**Stored entries**:

———

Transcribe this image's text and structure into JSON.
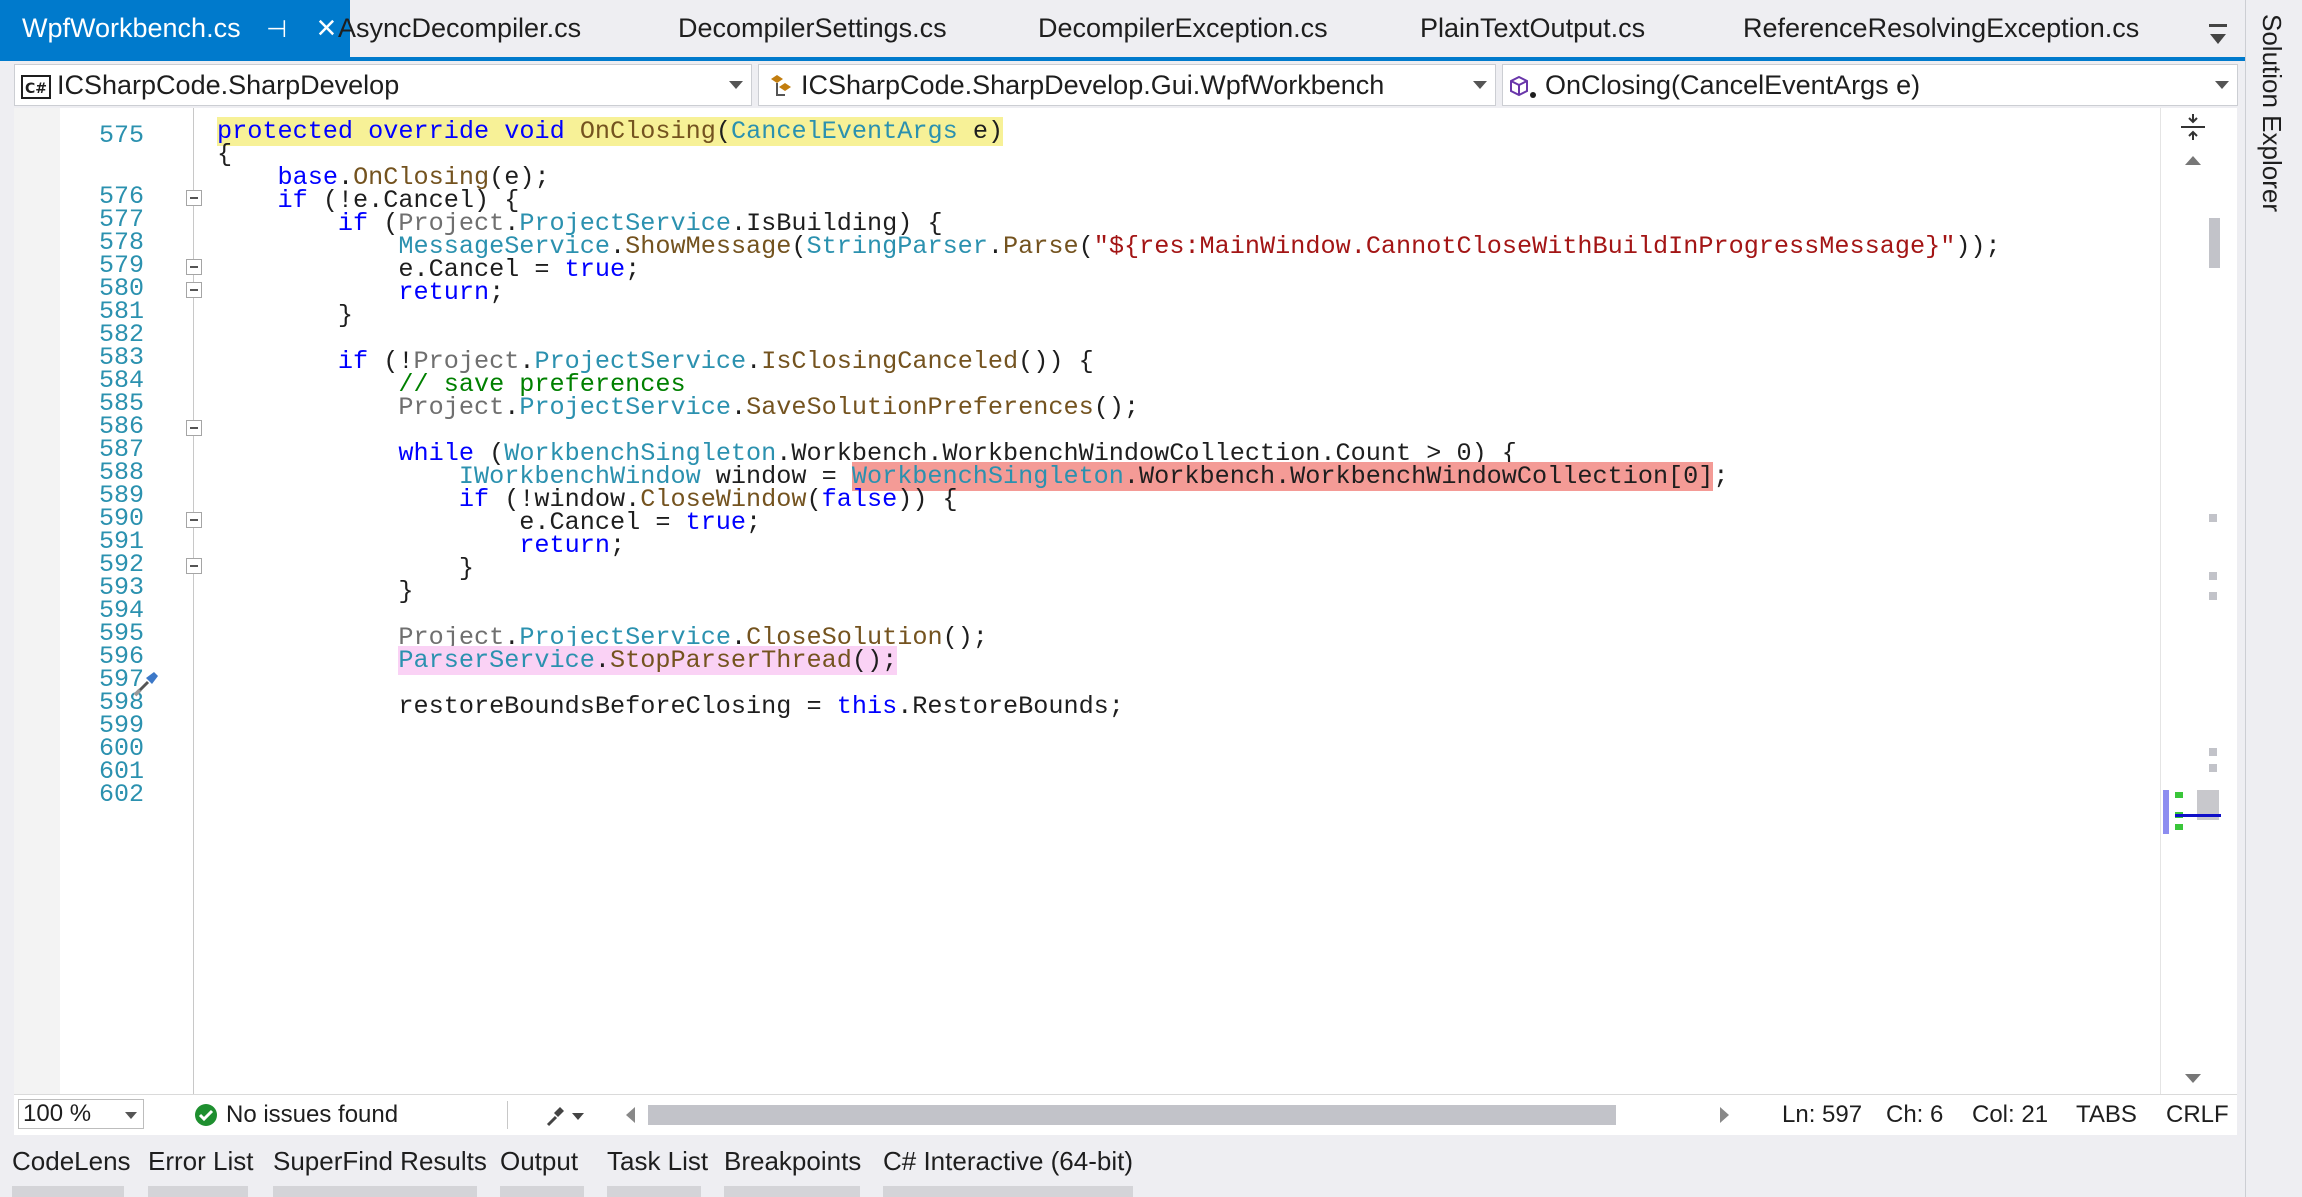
{
  "tabs": [
    {
      "label": "WpfWorkbench.cs",
      "active": true
    },
    {
      "label": "AsyncDecompiler.cs"
    },
    {
      "label": "DecompilerSettings.cs"
    },
    {
      "label": "DecompilerException.cs"
    },
    {
      "label": "PlainTextOutput.cs"
    },
    {
      "label": "ReferenceResolvingException.cs"
    }
  ],
  "nav": {
    "project": "ICSharpCode.SharpDevelop",
    "type": "ICSharpCode.SharpDevelop.Gui.WpfWorkbench",
    "member": "OnClosing(CancelEventArgs e)"
  },
  "editor": {
    "line_numbers": [
      "575",
      "576",
      "577",
      "578",
      "579",
      "580",
      "581",
      "582",
      "583",
      "584",
      "585",
      "586",
      "587",
      "588",
      "589",
      "590",
      "591",
      "592",
      "593",
      "594",
      "595",
      "596",
      "597",
      "598",
      "599",
      "600",
      "601",
      "602"
    ],
    "current_line": "597"
  },
  "status": {
    "zoom": "100 %",
    "issues": "No issues found",
    "ln": "Ln: 597",
    "ch": "Ch: 6",
    "col": "Col: 21",
    "indent": "TABS",
    "eol": "CRLF"
  },
  "bottom_tabs": [
    "CodeLens",
    "Error List",
    "SuperFind Results",
    "Output",
    "Task List",
    "Breakpoints",
    "C# Interactive (64-bit)"
  ],
  "side_panel": {
    "label": "Solution Explorer"
  },
  "colors": {
    "accent": "#007acc",
    "highlight_yellow": "#f7f197",
    "highlight_red": "#f49b96",
    "highlight_pink": "#fad2f5"
  }
}
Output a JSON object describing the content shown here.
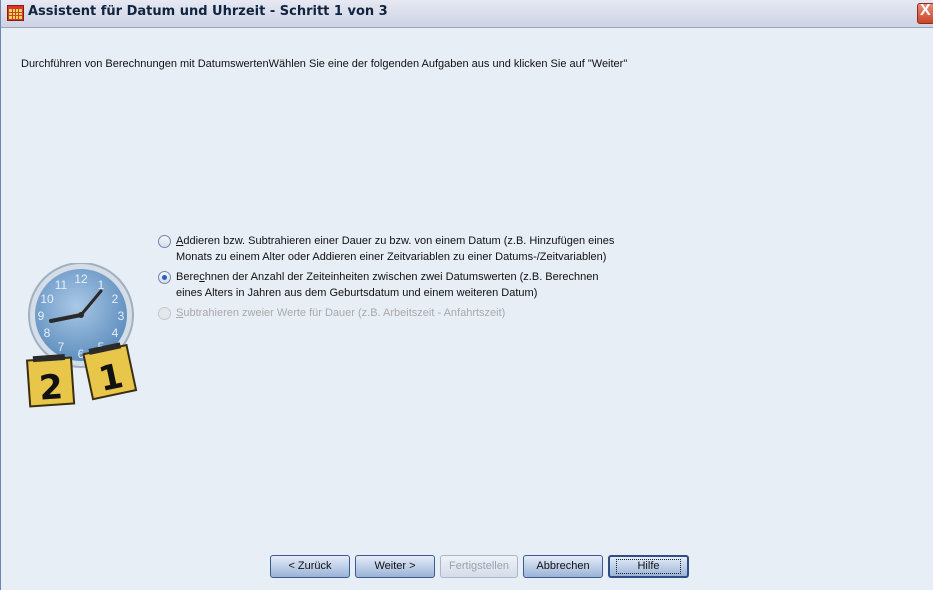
{
  "window": {
    "title": "Assistent für Datum und Uhrzeit - Schritt 1 von 3",
    "close_label": "X"
  },
  "instruction": "Durchführen von Berechnungen mit DatumswertenWählen Sie eine der folgenden Aufgaben aus und klicken Sie auf \"Weiter\"",
  "options": [
    {
      "mnemonic": "A",
      "line1_rest": "ddieren bzw. Subtrahieren einer Dauer zu bzw. von einem Datum (z.B. Hinzufügen eines",
      "line2": "Monats zu einem Alter oder Addieren einer Zeitvariablen zu einer Datums-/Zeitvariablen)",
      "checked": false,
      "enabled": true
    },
    {
      "prefix": "Bere",
      "mnemonic": "c",
      "line1_rest": "hnen der Anzahl der Zeiteinheiten zwischen zwei Datumswerten (z.B. Berechnen",
      "line2": "eines Alters in Jahren aus dem Geburtsdatum und einem weiteren Datum)",
      "checked": true,
      "enabled": true
    },
    {
      "mnemonic": "S",
      "line1_rest": "ubtrahieren zweier Werte für Dauer (z.B. Arbeitszeit - Anfahrtszeit)",
      "checked": false,
      "enabled": false
    }
  ],
  "illustration": {
    "icon": "clock-calendar-icon",
    "clock_numbers": [
      "12",
      "1",
      "2",
      "3",
      "4",
      "5",
      "6",
      "7",
      "8",
      "9",
      "10",
      "11"
    ],
    "calendar_pages": [
      "2",
      "1"
    ]
  },
  "buttons": {
    "back": "< Zurück",
    "next": "Weiter >",
    "finish": "Fertigstellen",
    "cancel": "Abbrechen",
    "help": "Hilfe"
  },
  "colors": {
    "accent": "#2a5fc4",
    "clock_face": "#6e9cc8",
    "calendar": "#e8c64a"
  }
}
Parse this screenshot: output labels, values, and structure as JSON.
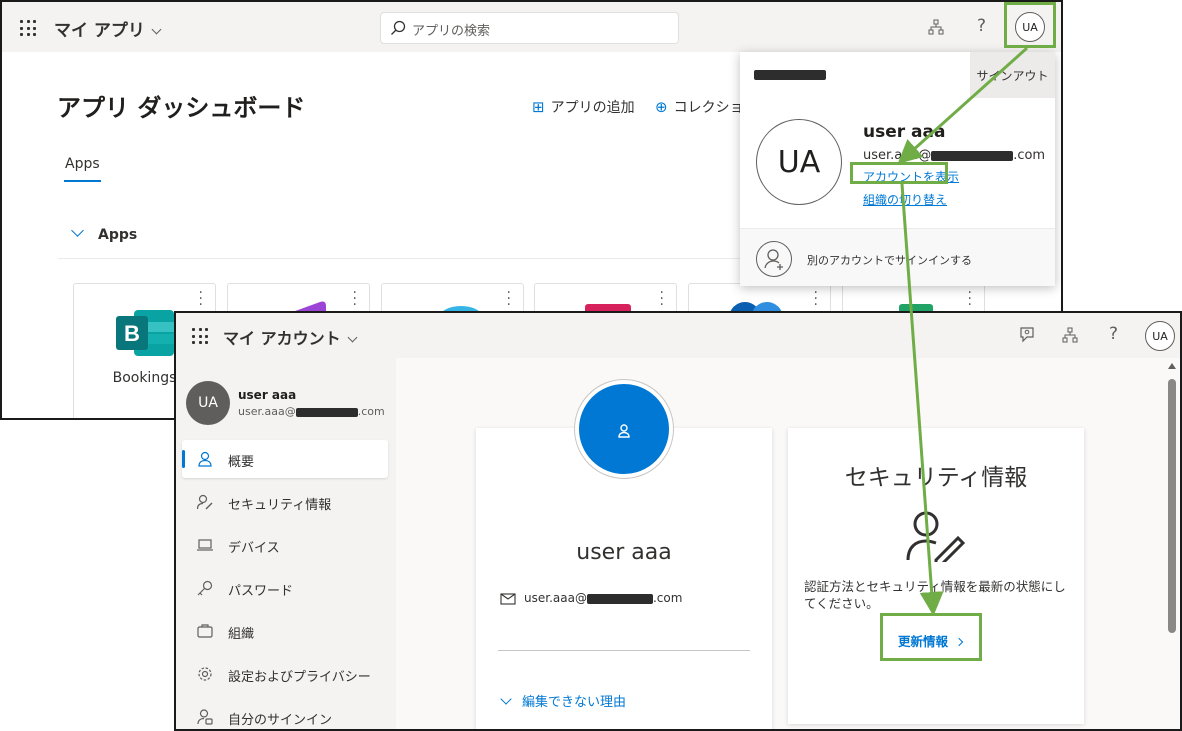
{
  "myapps": {
    "app_title": "マイ アプリ",
    "search_placeholder": "アプリの検索",
    "avatar_initials": "UA",
    "help_label": "?",
    "page_title": "アプリ ダッシュボード",
    "add_app_label": "アプリの追加",
    "collection_label": "コレクショ",
    "tab_apps": "Apps",
    "section_apps": "Apps",
    "tiles": [
      {
        "name": "Bookings",
        "icon": "bookings-icon"
      },
      {
        "name": "",
        "icon": "powerapps-icon"
      },
      {
        "name": "",
        "icon": "sway-icon"
      },
      {
        "name": "",
        "icon": "forms-icon"
      },
      {
        "name": "",
        "icon": "kaizala-icon"
      },
      {
        "name": "",
        "icon": "sheets-icon"
      }
    ]
  },
  "popover": {
    "signout_label": "サインアウト",
    "avatar_initials": "UA",
    "user_name": "user aaa",
    "email_prefix": "user.aaa@",
    "email_suffix": ".com",
    "view_account_link": "アカウントを表示",
    "switch_org_link": "組織の切り替え",
    "other_account_label": "別のアカウントでサインインする"
  },
  "myaccount": {
    "app_title": "マイ アカウント",
    "avatar_initials": "UA",
    "help_label": "?",
    "sidebar": {
      "avatar_initials": "UA",
      "user_name": "user aaa",
      "email_prefix": "user.aaa@",
      "email_suffix": ".com",
      "items": [
        {
          "label": "概要",
          "icon": "person-icon",
          "active": true
        },
        {
          "label": "セキュリティ情報",
          "icon": "security-info-icon",
          "active": false
        },
        {
          "label": "デバイス",
          "icon": "laptop-icon",
          "active": false
        },
        {
          "label": "パスワード",
          "icon": "key-icon",
          "active": false
        },
        {
          "label": "組織",
          "icon": "briefcase-icon",
          "active": false
        },
        {
          "label": "設定およびプライバシー",
          "icon": "gear-icon",
          "active": false
        },
        {
          "label": "自分のサインイン",
          "icon": "signin-icon",
          "active": false
        }
      ]
    },
    "overview_card": {
      "user_name": "user aaa",
      "email_prefix": "user.aaa@",
      "email_suffix": ".com",
      "why_cant_edit": "編集できない理由"
    },
    "security_card": {
      "title": "セキュリティ情報",
      "description": "認証方法とセキュリティ情報を最新の状態にしてください。",
      "update_link": "更新情報"
    }
  },
  "colors": {
    "accent": "#0078d4",
    "annotation": "#70ad47",
    "topbar": "#f4f3f2"
  }
}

———

Quote every line word for word and keep the images out of the copy.

Transcribe this image's text and structure into JSON.
{
  "tabs": [
    {
      "label": "WpfWorkbench.cs",
      "active": true
    },
    {
      "label": "AsyncDecompiler.cs"
    },
    {
      "label": "DecompilerSettings.cs"
    },
    {
      "label": "DecompilerException.cs"
    },
    {
      "label": "PlainTextOutput.cs"
    },
    {
      "label": "ReferenceResolvingException.cs"
    }
  ],
  "nav": {
    "project": "ICSharpCode.SharpDevelop",
    "type": "ICSharpCode.SharpDevelop.Gui.WpfWorkbench",
    "member": "OnClosing(CancelEventArgs e)"
  },
  "editor": {
    "line_numbers": [
      "575",
      "576",
      "577",
      "578",
      "579",
      "580",
      "581",
      "582",
      "583",
      "584",
      "585",
      "586",
      "587",
      "588",
      "589",
      "590",
      "591",
      "592",
      "593",
      "594",
      "595",
      "596",
      "597",
      "598",
      "599",
      "600",
      "601",
      "602"
    ],
    "current_line": "597"
  },
  "status": {
    "zoom": "100 %",
    "issues": "No issues found",
    "ln": "Ln: 597",
    "ch": "Ch: 6",
    "col": "Col: 21",
    "indent": "TABS",
    "eol": "CRLF"
  },
  "bottom_tabs": [
    "CodeLens",
    "Error List",
    "SuperFind Results",
    "Output",
    "Task List",
    "Breakpoints",
    "C# Interactive (64-bit)"
  ],
  "side_panel": {
    "label": "Solution Explorer"
  },
  "colors": {
    "accent": "#007acc",
    "highlight_yellow": "#f7f197",
    "highlight_red": "#f49b96",
    "highlight_pink": "#fad2f5"
  }
}
Output a JSON object describing the content shown here.
{
  "window": {
    "title": "Assistent für Datum und Uhrzeit - Schritt 1 von 3",
    "close_label": "X"
  },
  "instruction": "Durchführen von Berechnungen mit DatumswertenWählen Sie eine der folgenden Aufgaben aus und klicken Sie auf \"Weiter\"",
  "options": [
    {
      "mnemonic": "A",
      "line1_rest": "ddieren bzw. Subtrahieren einer Dauer zu bzw. von einem Datum (z.B. Hinzufügen eines",
      "line2": "Monats zu einem Alter oder Addieren einer Zeitvariablen zu einer Datums-/Zeitvariablen)",
      "checked": false,
      "enabled": true
    },
    {
      "prefix": "Bere",
      "mnemonic": "c",
      "line1_rest": "hnen der Anzahl der Zeiteinheiten zwischen zwei Datumswerten (z.B. Berechnen",
      "line2": "eines Alters in Jahren aus dem Geburtsdatum und einem weiteren Datum)",
      "checked": true,
      "enabled": true
    },
    {
      "mnemonic": "S",
      "line1_rest": "ubtrahieren zweier Werte für Dauer (z.B. Arbeitszeit - Anfahrtszeit)",
      "checked": false,
      "enabled": false
    }
  ],
  "illustration": {
    "icon": "clock-calendar-icon",
    "clock_numbers": [
      "12",
      "1",
      "2",
      "3",
      "4",
      "5",
      "6",
      "7",
      "8",
      "9",
      "10",
      "11"
    ],
    "calendar_pages": [
      "2",
      "1"
    ]
  },
  "buttons": {
    "back": "< Zurück",
    "next": "Weiter >",
    "finish": "Fertigstellen",
    "cancel": "Abbrechen",
    "help": "Hilfe"
  },
  "colors": {
    "accent": "#2a5fc4",
    "clock_face": "#6e9cc8",
    "calendar": "#e8c64a"
  }
}
Parse this screenshot: output labels, values, and structure as JSON.
{
  "myapps": {
    "app_title": "マイ アプリ",
    "search_placeholder": "アプリの検索",
    "avatar_initials": "UA",
    "help_label": "?",
    "page_title": "アプリ ダッシュボード",
    "add_app_label": "アプリの追加",
    "collection_label": "コレクショ",
    "tab_apps": "Apps",
    "section_apps": "Apps",
    "tiles": [
      {
        "name": "Bookings",
        "icon": "bookings-icon"
      },
      {
        "name": "",
        "icon": "powerapps-icon"
      },
      {
        "name": "",
        "icon": "sway-icon"
      },
      {
        "name": "",
        "icon": "forms-icon"
      },
      {
        "name": "",
        "icon": "kaizala-icon"
      },
      {
        "name": "",
        "icon": "sheets-icon"
      }
    ]
  },
  "popover": {
    "signout_label": "サインアウト",
    "avatar_initials": "UA",
    "user_name": "user aaa",
    "email_prefix": "user.aaa@",
    "email_suffix": ".com",
    "view_account_link": "アカウントを表示",
    "switch_org_link": "組織の切り替え",
    "other_account_label": "別のアカウントでサインインする"
  },
  "myaccount": {
    "app_title": "マイ アカウント",
    "avatar_initials": "UA",
    "help_label": "?",
    "sidebar": {
      "avatar_initials": "UA",
      "user_name": "user aaa",
      "email_prefix": "user.aaa@",
      "email_suffix": ".com",
      "items": [
        {
          "label": "概要",
          "icon": "person-icon",
          "active": true
        },
        {
          "label": "セキュリティ情報",
          "icon": "security-info-icon",
          "active": false
        },
        {
          "label": "デバイス",
          "icon": "laptop-icon",
          "active": false
        },
        {
          "label": "パスワード",
          "icon": "key-icon",
          "active": false
        },
        {
          "label": "組織",
          "icon": "briefcase-icon",
          "active": false
        },
        {
          "label": "設定およびプライバシー",
          "icon": "gear-icon",
          "active": false
        },
        {
          "label": "自分のサインイン",
          "icon": "signin-icon",
          "active": false
        }
      ]
    },
    "overview_card": {
      "user_name": "user aaa",
      "email_prefix": "user.aaa@",
      "email_suffix": ".com",
      "why_cant_edit": "編集できない理由"
    },
    "security_card": {
      "title": "セキュリティ情報",
      "description": "認証方法とセキュリティ情報を最新の状態にしてください。",
      "update_link": "更新情報"
    }
  },
  "colors": {
    "accent": "#0078d4",
    "annotation": "#70ad47",
    "topbar": "#f4f3f2"
  }
}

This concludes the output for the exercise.